Figure contents as structured data
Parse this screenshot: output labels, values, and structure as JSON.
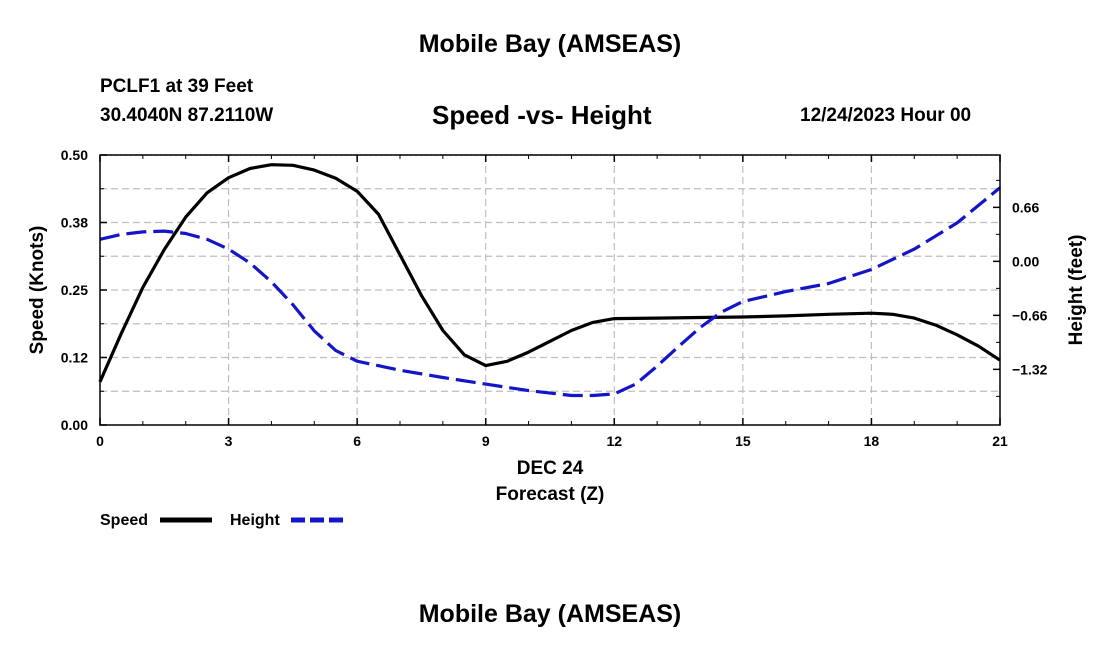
{
  "header": {
    "title_top": "Mobile Bay (AMSEAS)",
    "station": "PCLF1 at 39 Feet",
    "coords": "30.4040N  87.2110W",
    "datetime": "12/24/2023 Hour 00",
    "title_bottom": "Mobile Bay (AMSEAS)"
  },
  "colors": {
    "speed": "#000000",
    "height": "#1414c8",
    "grid": "#bfbfbf"
  },
  "chart_data": {
    "type": "line",
    "title": "Speed -vs- Height",
    "xlabel": "Forecast (Z)",
    "xsublabel": "DEC 24",
    "ylabel": "Speed (Knots)",
    "y2label": "Height (feet)",
    "xlim": [
      0,
      21
    ],
    "ylim": [
      0,
      0.5
    ],
    "y2lim": [
      -2.0,
      1.3
    ],
    "x_ticks": [
      0,
      3,
      6,
      9,
      12,
      15,
      18,
      21
    ],
    "x_tick_labels": [
      "0",
      "3",
      "6",
      "9",
      "12",
      "15",
      "18",
      "21"
    ],
    "y_ticks": [
      0,
      0.125,
      0.25,
      0.375,
      0.5
    ],
    "y_tick_labels": [
      "0.00",
      "0.12",
      "0.25",
      "0.38",
      "0.50"
    ],
    "y2_ticks": [
      -1.32,
      -0.66,
      0.0,
      0.66
    ],
    "y2_tick_labels": [
      "−1.32",
      "−0.66",
      "0.00",
      "0.66"
    ],
    "grid": true,
    "series": [
      {
        "name": "Speed",
        "axis": "left",
        "style": "solid",
        "x": [
          0,
          0.5,
          1,
          1.5,
          2,
          2.5,
          3,
          3.5,
          4,
          4.5,
          5,
          5.5,
          6,
          6.5,
          7,
          7.5,
          8,
          8.5,
          9,
          9.5,
          10,
          10.5,
          11,
          11.5,
          12,
          13,
          14,
          15,
          16,
          17,
          18,
          18.5,
          19,
          19.5,
          20,
          20.5,
          21
        ],
        "values": [
          0.08,
          0.17,
          0.255,
          0.325,
          0.385,
          0.43,
          0.458,
          0.475,
          0.482,
          0.481,
          0.472,
          0.457,
          0.433,
          0.39,
          0.315,
          0.24,
          0.175,
          0.13,
          0.11,
          0.118,
          0.135,
          0.155,
          0.175,
          0.19,
          0.197,
          0.198,
          0.199,
          0.2,
          0.202,
          0.205,
          0.207,
          0.205,
          0.198,
          0.185,
          0.167,
          0.146,
          0.12
        ]
      },
      {
        "name": "Height",
        "axis": "right",
        "style": "dashed",
        "x": [
          0,
          0.5,
          1,
          1.5,
          2,
          2.5,
          3,
          3.5,
          4,
          4.5,
          5,
          5.5,
          6,
          7,
          8,
          9,
          10,
          11,
          11.5,
          12,
          12.5,
          13,
          13.5,
          14,
          14.5,
          15,
          16,
          17,
          18,
          19,
          20,
          21
        ],
        "values": [
          0.27,
          0.33,
          0.36,
          0.37,
          0.34,
          0.27,
          0.15,
          -0.02,
          -0.25,
          -0.53,
          -0.85,
          -1.09,
          -1.22,
          -1.33,
          -1.42,
          -1.5,
          -1.58,
          -1.64,
          -1.64,
          -1.62,
          -1.5,
          -1.28,
          -1.04,
          -0.81,
          -0.62,
          -0.49,
          -0.37,
          -0.27,
          -0.1,
          0.15,
          0.47,
          0.9
        ]
      }
    ],
    "legend": [
      "Speed",
      "Height"
    ],
    "legend_position": "bottom-left"
  }
}
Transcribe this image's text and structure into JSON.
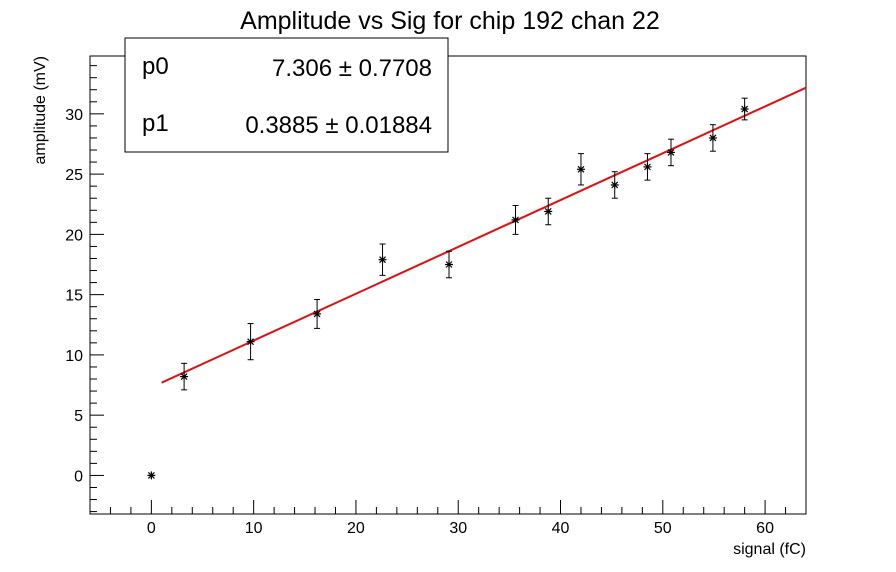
{
  "chart_data": {
    "type": "scatter",
    "title": "Amplitude vs Sig for chip 192 chan 22",
    "xlabel": "signal (fC)",
    "ylabel": "amplitude (mV)",
    "xlim": [
      -6,
      64
    ],
    "ylim": [
      -3.2,
      34.8
    ],
    "x_ticks": [
      0,
      10,
      20,
      30,
      40,
      50,
      60
    ],
    "y_ticks": [
      0,
      5,
      10,
      15,
      20,
      25,
      30
    ],
    "grid": false,
    "marker": "asterisk",
    "colors": {
      "points": "#000000",
      "fit": "#dd1111"
    },
    "series": [
      {
        "points": [
          {
            "x": 0.0,
            "y": 0.0,
            "err": 0.0
          },
          {
            "x": 3.2,
            "y": 8.2,
            "err": 1.1
          },
          {
            "x": 9.7,
            "y": 11.1,
            "err": 1.5
          },
          {
            "x": 16.2,
            "y": 13.4,
            "err": 1.2
          },
          {
            "x": 22.6,
            "y": 17.9,
            "err": 1.3
          },
          {
            "x": 29.1,
            "y": 17.5,
            "err": 1.1
          },
          {
            "x": 35.6,
            "y": 21.2,
            "err": 1.2
          },
          {
            "x": 38.8,
            "y": 21.9,
            "err": 1.1
          },
          {
            "x": 42.0,
            "y": 25.4,
            "err": 1.3
          },
          {
            "x": 45.3,
            "y": 24.1,
            "err": 1.1
          },
          {
            "x": 48.5,
            "y": 25.6,
            "err": 1.1
          },
          {
            "x": 50.8,
            "y": 26.8,
            "err": 1.1
          },
          {
            "x": 54.9,
            "y": 28.0,
            "err": 1.1
          },
          {
            "x": 58.0,
            "y": 30.4,
            "err": 0.9
          }
        ]
      }
    ],
    "fit": {
      "p0": 7.306,
      "p1": 0.3885,
      "x_range": [
        1.0,
        64.0
      ]
    },
    "stats_box": {
      "placement": "top-left",
      "rows": [
        {
          "name": "p0",
          "value": "7.306",
          "error": "0.7708"
        },
        {
          "name": "p1",
          "value": "0.3885",
          "error": "0.01884"
        }
      ]
    }
  }
}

- [What the task asks] Pictures are excluded; repeat every record exactly.

- [Written solution]
Parse this screenshot: output labels, values, and structure as JSON.
{
  "header": {
    "title_top": "Mobile Bay (AMSEAS)",
    "station": "PCLF1 at 39 Feet",
    "coords": "30.4040N  87.2110W",
    "datetime": "12/24/2023 Hour 00",
    "title_bottom": "Mobile Bay (AMSEAS)"
  },
  "colors": {
    "speed": "#000000",
    "height": "#1414c8",
    "grid": "#bfbfbf"
  },
  "chart_data": {
    "type": "line",
    "title": "Speed -vs- Height",
    "xlabel": "Forecast (Z)",
    "xsublabel": "DEC 24",
    "ylabel": "Speed (Knots)",
    "y2label": "Height (feet)",
    "xlim": [
      0,
      21
    ],
    "ylim": [
      0,
      0.5
    ],
    "y2lim": [
      -2.0,
      1.3
    ],
    "x_ticks": [
      0,
      3,
      6,
      9,
      12,
      15,
      18,
      21
    ],
    "x_tick_labels": [
      "0",
      "3",
      "6",
      "9",
      "12",
      "15",
      "18",
      "21"
    ],
    "y_ticks": [
      0,
      0.125,
      0.25,
      0.375,
      0.5
    ],
    "y_tick_labels": [
      "0.00",
      "0.12",
      "0.25",
      "0.38",
      "0.50"
    ],
    "y2_ticks": [
      -1.32,
      -0.66,
      0.0,
      0.66
    ],
    "y2_tick_labels": [
      "−1.32",
      "−0.66",
      "0.00",
      "0.66"
    ],
    "grid": true,
    "series": [
      {
        "name": "Speed",
        "axis": "left",
        "style": "solid",
        "x": [
          0,
          0.5,
          1,
          1.5,
          2,
          2.5,
          3,
          3.5,
          4,
          4.5,
          5,
          5.5,
          6,
          6.5,
          7,
          7.5,
          8,
          8.5,
          9,
          9.5,
          10,
          10.5,
          11,
          11.5,
          12,
          13,
          14,
          15,
          16,
          17,
          18,
          18.5,
          19,
          19.5,
          20,
          20.5,
          21
        ],
        "values": [
          0.08,
          0.17,
          0.255,
          0.325,
          0.385,
          0.43,
          0.458,
          0.475,
          0.482,
          0.481,
          0.472,
          0.457,
          0.433,
          0.39,
          0.315,
          0.24,
          0.175,
          0.13,
          0.11,
          0.118,
          0.135,
          0.155,
          0.175,
          0.19,
          0.197,
          0.198,
          0.199,
          0.2,
          0.202,
          0.205,
          0.207,
          0.205,
          0.198,
          0.185,
          0.167,
          0.146,
          0.12
        ]
      },
      {
        "name": "Height",
        "axis": "right",
        "style": "dashed",
        "x": [
          0,
          0.5,
          1,
          1.5,
          2,
          2.5,
          3,
          3.5,
          4,
          4.5,
          5,
          5.5,
          6,
          7,
          8,
          9,
          10,
          11,
          11.5,
          12,
          12.5,
          13,
          13.5,
          14,
          14.5,
          15,
          16,
          17,
          18,
          19,
          20,
          21
        ],
        "values": [
          0.27,
          0.33,
          0.36,
          0.37,
          0.34,
          0.27,
          0.15,
          -0.02,
          -0.25,
          -0.53,
          -0.85,
          -1.09,
          -1.22,
          -1.33,
          -1.42,
          -1.5,
          -1.58,
          -1.64,
          -1.64,
          -1.62,
          -1.5,
          -1.28,
          -1.04,
          -0.81,
          -0.62,
          -0.49,
          -0.37,
          -0.27,
          -0.1,
          0.15,
          0.47,
          0.9
        ]
      }
    ],
    "legend": [
      "Speed",
      "Height"
    ],
    "legend_position": "bottom-left"
  }
}
Transcribe this image's text and structure into JSON.
{
  "chart_data": {
    "type": "scatter",
    "title": "Amplitude vs Sig for chip 192 chan 22",
    "xlabel": "signal (fC)",
    "ylabel": "amplitude (mV)",
    "xlim": [
      -6,
      64
    ],
    "ylim": [
      -3.2,
      34.8
    ],
    "x_ticks": [
      0,
      10,
      20,
      30,
      40,
      50,
      60
    ],
    "y_ticks": [
      0,
      5,
      10,
      15,
      20,
      25,
      30
    ],
    "grid": false,
    "marker": "asterisk",
    "colors": {
      "points": "#000000",
      "fit": "#dd1111"
    },
    "series": [
      {
        "points": [
          {
            "x": 0.0,
            "y": 0.0,
            "err": 0.0
          },
          {
            "x": 3.2,
            "y": 8.2,
            "err": 1.1
          },
          {
            "x": 9.7,
            "y": 11.1,
            "err": 1.5
          },
          {
            "x": 16.2,
            "y": 13.4,
            "err": 1.2
          },
          {
            "x": 22.6,
            "y": 17.9,
            "err": 1.3
          },
          {
            "x": 29.1,
            "y": 17.5,
            "err": 1.1
          },
          {
            "x": 35.6,
            "y": 21.2,
            "err": 1.2
          },
          {
            "x": 38.8,
            "y": 21.9,
            "err": 1.1
          },
          {
            "x": 42.0,
            "y": 25.4,
            "err": 1.3
          },
          {
            "x": 45.3,
            "y": 24.1,
            "err": 1.1
          },
          {
            "x": 48.5,
            "y": 25.6,
            "err": 1.1
          },
          {
            "x": 50.8,
            "y": 26.8,
            "err": 1.1
          },
          {
            "x": 54.9,
            "y": 28.0,
            "err": 1.1
          },
          {
            "x": 58.0,
            "y": 30.4,
            "err": 0.9
          }
        ]
      }
    ],
    "fit": {
      "p0": 7.306,
      "p1": 0.3885,
      "x_range": [
        1.0,
        64.0
      ]
    },
    "stats_box": {
      "placement": "top-left",
      "rows": [
        {
          "name": "p0",
          "value": "7.306",
          "error": "0.7708"
        },
        {
          "name": "p1",
          "value": "0.3885",
          "error": "0.01884"
        }
      ]
    }
  }
}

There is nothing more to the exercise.